Task to complete →
Pick out each line below containing "Δούφ".

Task data →
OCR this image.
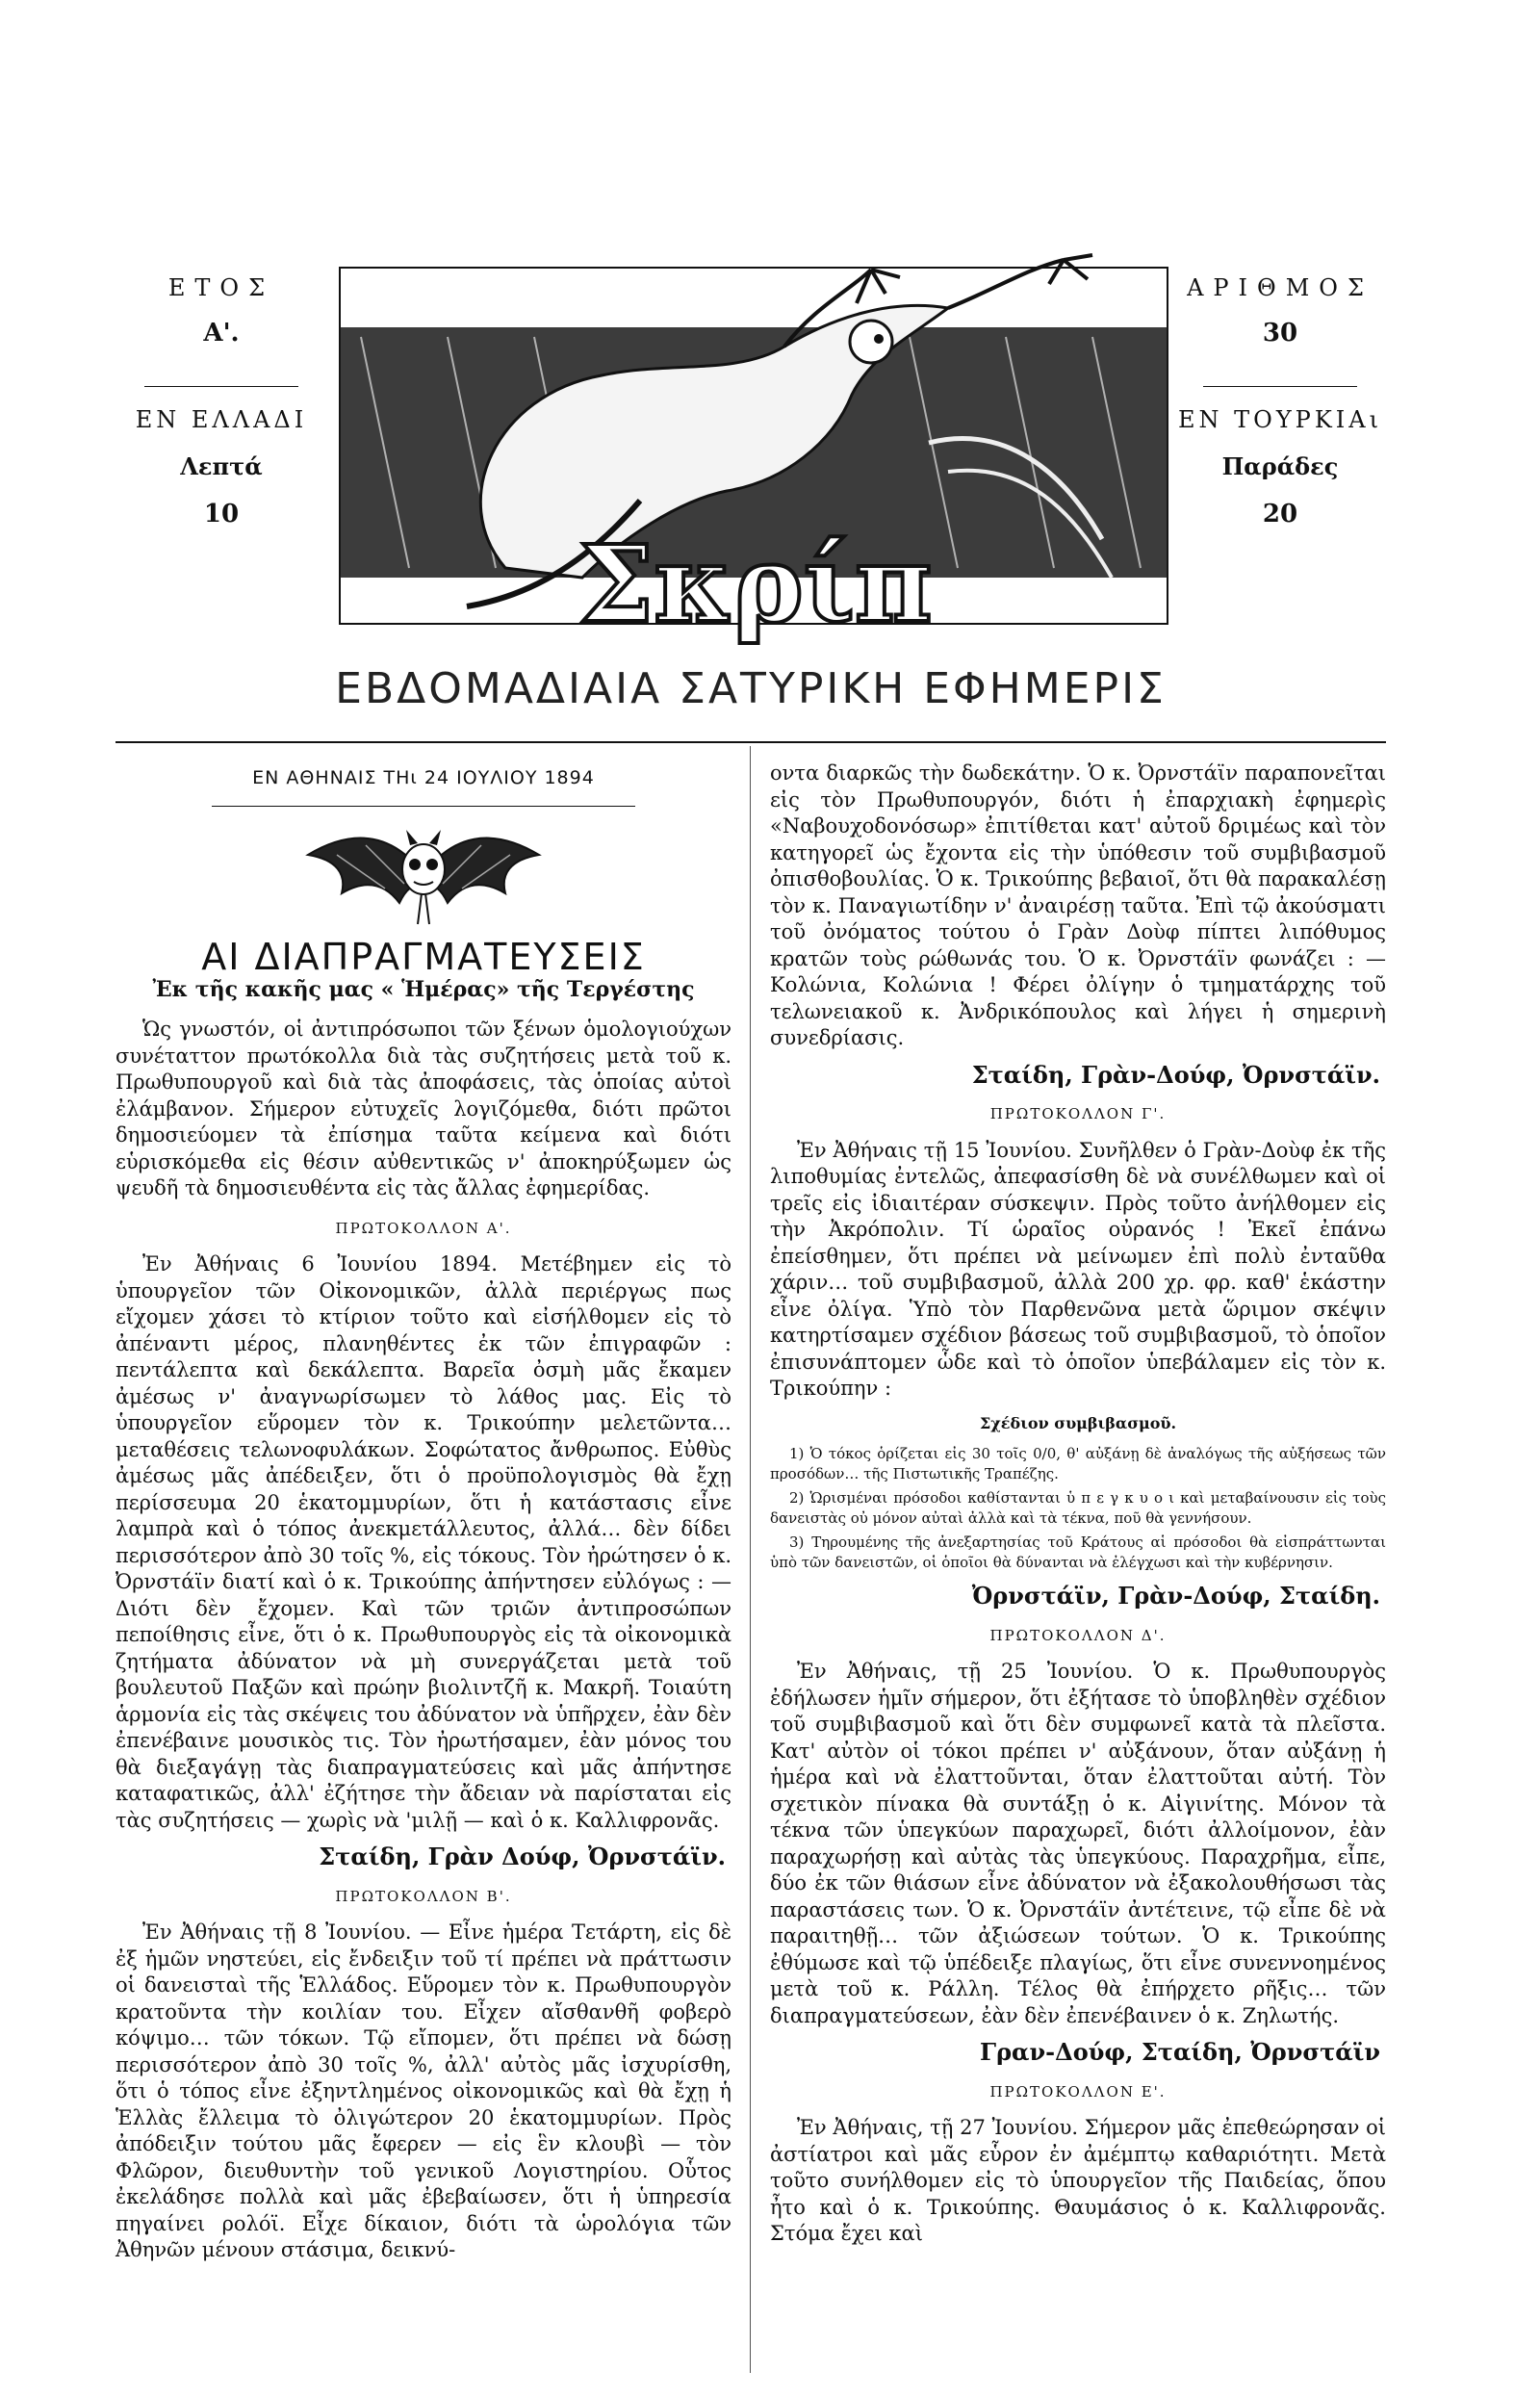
ΕΤΟΣ
Α'.
ΕΝ ΕΛΛΑΔΙ
Λεπτά
10
Σκρίπ
ΑΡΙΘΜΟΣ
30
ΕΝ ΤΟΥΡΚΙΑι
Παράδες
20
ΕΒΔΟΜΑΔΙΑΙΑ ΣΑΤΥΡΙΚΗ ΕΦΗΜΕΡΙΣ
ΕΝ ΑΘΗΝΑΙΣ ΤΗι 24 ΙΟΥΛΙΟΥ 1894
ΑΙ ΔΙΑΠΡΑΓΜΑΤΕΥΣΕΙΣ
Ἐκ τῆς κακῆς μας « Ἡμέρας» τῆς Τεργέστης

Ὡς γνωστόν, οἱ ἀντιπρόσωποι τῶν ξένων ὁμολογιούχων συνέταττον πρωτόκολλα διὰ τὰς συζητήσεις μετὰ τοῦ κ. Πρωθυπουργοῦ καὶ διὰ τὰς ἀποφάσεις, τὰς ὁποίας αὐτοὶ ἐλάμβανον. Σήμερον εὐτυχεῖς λογιζόμεθα, διότι πρῶτοι δημοσιεύομεν τὰ ἐπίσημα ταῦτα κείμενα καὶ διότι εὑρισκόμεθα εἰς θέσιν αὐθεντικῶς ν' ἀποκηρύξωμεν ὡς ψευδῆ τὰ δημοσιευθέντα εἰς τὰς ἄλλας ἐφημερίδας.

ΠΡΩΤΟΚΟΛΛΟΝ Α'.

Ἐν Ἀθήναις 6 Ἰουνίου 1894. Μετέβημεν εἰς τὸ ὑπουργεῖον τῶν Οἰκονομικῶν, ἀλλὰ περιέργως πως εἴχομεν χάσει τὸ κτίριον τοῦτο καὶ εἰσήλθομεν εἰς τὸ ἀπέναντι μέρος, πλανηθέντες ἐκ τῶν ἐπιγραφῶν : πεντάλεπτα καὶ δεκάλεπτα. Βαρεῖα ὀσμὴ μᾶς ἔκαμεν ἀμέσως ν' ἀναγνωρίσωμεν τὸ λάθος μας. Εἰς τὸ ὑπουργεῖον εὕρομεν τὸν κ. Τρικούπην μελετῶντα… μεταθέσεις τελωνοφυλάκων. Σοφώτατος ἄνθρωπος. Εὐθὺς ἀμέσως μᾶς ἀπέδειξεν, ὅτι ὁ προϋπολογισμὸς θὰ ἔχῃ περίσσευμα 20 ἑκατομμυρίων, ὅτι ἡ κατάστασις εἶνε λαμπρὰ καὶ ὁ τόπος ἀνεκμετάλλευτος, ἀλλά… δὲν δίδει περισσότερον ἀπὸ 30 τοῖς %, εἰς τόκους. Τὸν ἠρώτησεν ὁ κ. Ὀρνστάϊν διατί καὶ ὁ κ. Τρικούπης ἀπήντησεν εὐλόγως : — Διότι δὲν ἔχομεν. Καὶ τῶν τριῶν ἀντιπροσώπων πεποίθησις εἶνε, ὅτι ὁ κ. Πρωθυπουργὸς εἰς τὰ οἰκονομικὰ ζητήματα ἀδύνατον νὰ μὴ συνεργάζεται μετὰ τοῦ βουλευτοῦ Παξῶν καὶ πρώην βιολιντζῆ κ. Μακρῆ. Τοιαύτη ἁρμονία εἰς τὰς σκέψεις του ἀδύνατον νὰ ὑπῆρχεν, ἐὰν δὲν ἐπενέβαινε μουσικὸς τις. Τὸν ἠρωτήσαμεν, ἐὰν μόνος του θὰ διεξαγάγῃ τὰς διαπραγματεύσεις καὶ μᾶς ἀπήντησε καταφατικῶς, ἀλλ' ἐζήτησε τὴν ἄδειαν νὰ παρίσταται εἰς τὰς συζητήσεις — χωρὶς νὰ 'μιλῇ — καὶ ὁ κ. Καλλιφρονᾶς.

Σταίδη, Γρὰν Δούφ, Ὀρνστάϊν.
ΠΡΩΤΟΚΟΛΛΟΝ Β'.

Ἐν Ἀθήναις τῇ 8 Ἰουνίου. — Εἶνε ἡμέρα Τετάρτη, εἰς δὲ ἐξ ἡμῶν νηστεύει, εἰς ἔνδειξιν τοῦ τί πρέπει νὰ πράττωσιν οἱ δανεισταὶ τῆς Ἑλλάδος. Εὕρομεν τὸν κ. Πρωθυπουργὸν κρατοῦντα τὴν κοιλίαν του. Εἶχεν αἴσθανθῆ φοβερὸ κόψιμο… τῶν τόκων. Τῷ εἴπομεν, ὅτι πρέπει νὰ δώσῃ περισσότερον ἀπὸ 30 τοῖς %, ἀλλ' αὐτὸς μᾶς ἰσχυρίσθη, ὅτι ὁ τόπος εἶνε ἐξηντλημένος οἰκονομικῶς καὶ θὰ ἔχῃ ἡ Ἑλλὰς ἔλλειμα τὸ ὀλιγώτερον 20 ἑκατομμυρίων. Πρὸς ἀπόδειξιν τούτου μᾶς ἔφερεν — εἰς ἓν κλουβὶ — τὸν Φλῶρον, διευθυντὴν τοῦ γενικοῦ Λογιστηρίου. Οὗτος ἐκελάδησε πολλὰ καὶ μᾶς ἐβεβαίωσεν, ὅτι ἡ ὑπηρεσία πηγαίνει ρολόϊ. Εἶχε δίκαιον, διότι τὰ ὡρολόγια τῶν Ἀθηνῶν μένουν στάσιμα, δεικνύ-

οντα διαρκῶς τὴν δωδεκάτην. Ὁ κ. Ὀρνστάϊν παραπονεῖται εἰς τὸν Πρωθυπουργόν, διότι ἡ ἐπαρχιακὴ ἐφημερὶς «Ναβουχοδονόσωρ» ἐπιτίθεται κατ' αὐτοῦ δριμέως καὶ τὸν κατηγορεῖ ὡς ἔχοντα εἰς τὴν ὑπόθεσιν τοῦ συμβιβασμοῦ ὀπισθοβουλίας. Ὁ κ. Τρικούπης βεβαιοῖ, ὅτι θὰ παρακαλέσῃ τὸν κ. Παναγιωτίδην ν' ἀναιρέσῃ ταῦτα. Ἐπὶ τῷ ἀκούσματι τοῦ ὀνόματος τούτου ὁ Γρὰν Δοὺφ πίπτει λιπόθυμος κρατῶν τοὺς ρώθωνάς του. Ὁ κ. Ὀρνστάϊν φωνάζει : — Κολώνια, Κολώνια ! Φέρει ὀλίγην ὁ τμηματάρχης τοῦ τελωνειακοῦ κ. Ἀνδρικόπουλος καὶ λήγει ἡ σημερινὴ συνεδρίασις.

Σταίδη, Γρὰν-Δούφ, Ὀρνστάϊν.
ΠΡΩΤΟΚΟΛΛΟΝ Γ'.

Ἐν Ἀθήναις τῇ 15 Ἰουνίου. Συνῆλθεν ὁ Γρὰν-Δοὺφ ἐκ τῆς λιποθυμίας ἐντελῶς, ἀπεφασίσθη δὲ νὰ συνέλθωμεν καὶ οἱ τρεῖς εἰς ἰδιαιτέραν σύσκεψιν. Πρὸς τοῦτο ἀνήλθομεν εἰς τὴν Ἀκρόπολιν. Τί ὡραῖος οὐρανός ! Ἐκεῖ ἐπάνω ἐπείσθημεν, ὅτι πρέπει νὰ μείνωμεν ἐπὶ πολὺ ἐνταῦθα χάριν… τοῦ συμβιβασμοῦ, ἀλλὰ 200 χρ. φρ. καθ' ἑκάστην εἶνε ὀλίγα. Ὑπὸ τὸν Παρθενῶνα μετὰ ὥριμον σκέψιν κατηρτίσαμεν σχέδιον βάσεως τοῦ συμβιβασμοῦ, τὸ ὁποῖον ἐπισυνάπτομεν ὧδε καὶ τὸ ὁποῖον ὑπεβάλαμεν εἰς τὸν κ. Τρικούπην :

Σχέδιον συμβιβασμοῦ.

1) Ὁ τόκος ὁρίζεται εἰς 30 τοῖς 0/0, θ' αὐξάνῃ δὲ ἀναλόγως τῆς αὐξήσεως τῶν προσόδων… τῆς Πιστωτικῆς Τραπέζης.

2) Ὡρισμέναι πρόσοδοι καθίστανται ὑ π ε γ κ υ ο ι καὶ μεταβαίνουσιν εἰς τοὺς δανειστὰς οὐ μόνον αὐταὶ ἀλλὰ καὶ τὰ τέκνα, ποῦ θὰ γεννήσουν.

3) Τηρουμένης τῆς ἀνεξαρτησίας τοῦ Κράτους αἱ πρόσοδοι θὰ εἰσπράττωνται ὑπὸ τῶν δανειστῶν, οἱ ὁποῖοι θὰ δύνανται νὰ ἐλέγχωσι καὶ τὴν κυβέρνησιν.

Ὀρνστάϊν, Γρὰν-Δούφ, Σταίδη.
ΠΡΩΤΟΚΟΛΛΟΝ Δ'.

Ἐν Ἀθήναις, τῇ 25 Ἰουνίου. Ὁ κ. Πρωθυπουργὸς ἐδήλωσεν ἡμῖν σήμερον, ὅτι ἐξήτασε τὸ ὑποβληθὲν σχέδιον τοῦ συμβιβασμοῦ καὶ ὅτι δὲν συμφωνεῖ κατὰ τὰ πλεῖστα. Κατ' αὐτὸν οἱ τόκοι πρέπει ν' αὐξάνουν, ὅταν αὐξάνῃ ἡ ἡμέρα καὶ νὰ ἐλαττοῦνται, ὅταν ἐλαττοῦται αὐτή. Τὸν σχετικὸν πίνακα θὰ συντάξῃ ὁ κ. Αἰγινίτης. Μόνον τὰ τέκνα τῶν ὑπεγκύων παραχωρεῖ, διότι ἀλλοίμονον, ἐὰν παραχωρήσῃ καὶ αὐτὰς τὰς ὑπεγκύους. Παραχρῆμα, εἶπε, δύο ἐκ τῶν θιάσων εἶνε ἀδύνατον νὰ ἐξακολουθήσωσι τὰς παραστάσεις των. Ὁ κ. Ὀρνστάϊν ἀντέτεινε, τῷ εἶπε δὲ νὰ παραιτηθῇ… τῶν ἀξιώσεων τούτων. Ὁ κ. Τρικούπης ἐθύμωσε καὶ τῷ ὑπέδειξε πλαγίως, ὅτι εἶνε συνεννοημένος μετὰ τοῦ κ. Ράλλη. Τέλος θὰ ἐπήρχετο ρῆξις… τῶν διαπραγματεύσεων, ἐὰν δὲν ἐπενέβαινεν ὁ κ. Ζηλωτής.

Γραν-Δούφ, Σταίδη, Ὀρνστάϊν
ΠΡΩΤΟΚΟΛΛΟΝ Ε'.

Ἐν Ἀθήναις, τῇ 27 Ἰουνίου. Σήμερον μᾶς ἐπεθεώρησαν οἱ ἀστίατροι καὶ μᾶς εὗρον ἐν ἀμέμπτῳ καθαριότητι. Μετὰ τοῦτο συνήλθομεν εἰς τὸ ὑπουργεῖον τῆς Παιδείας, ὅπου ἦτο καὶ ὁ κ. Τρικούπης. Θαυμάσιος ὁ κ. Καλλιφρονᾶς. Στόμα ἔχει καὶ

Reply to the task →
Σταίδη, Γρὰν Δούφ, Ὀρνστάϊν.
Σταίδη, Γρὰν-Δούφ, Ὀρνστάϊν.
Ὀρνστάϊν, Γρὰν-Δούφ, Σταίδη.
Γραν-Δούφ, Σταίδη, Ὀρνστάϊν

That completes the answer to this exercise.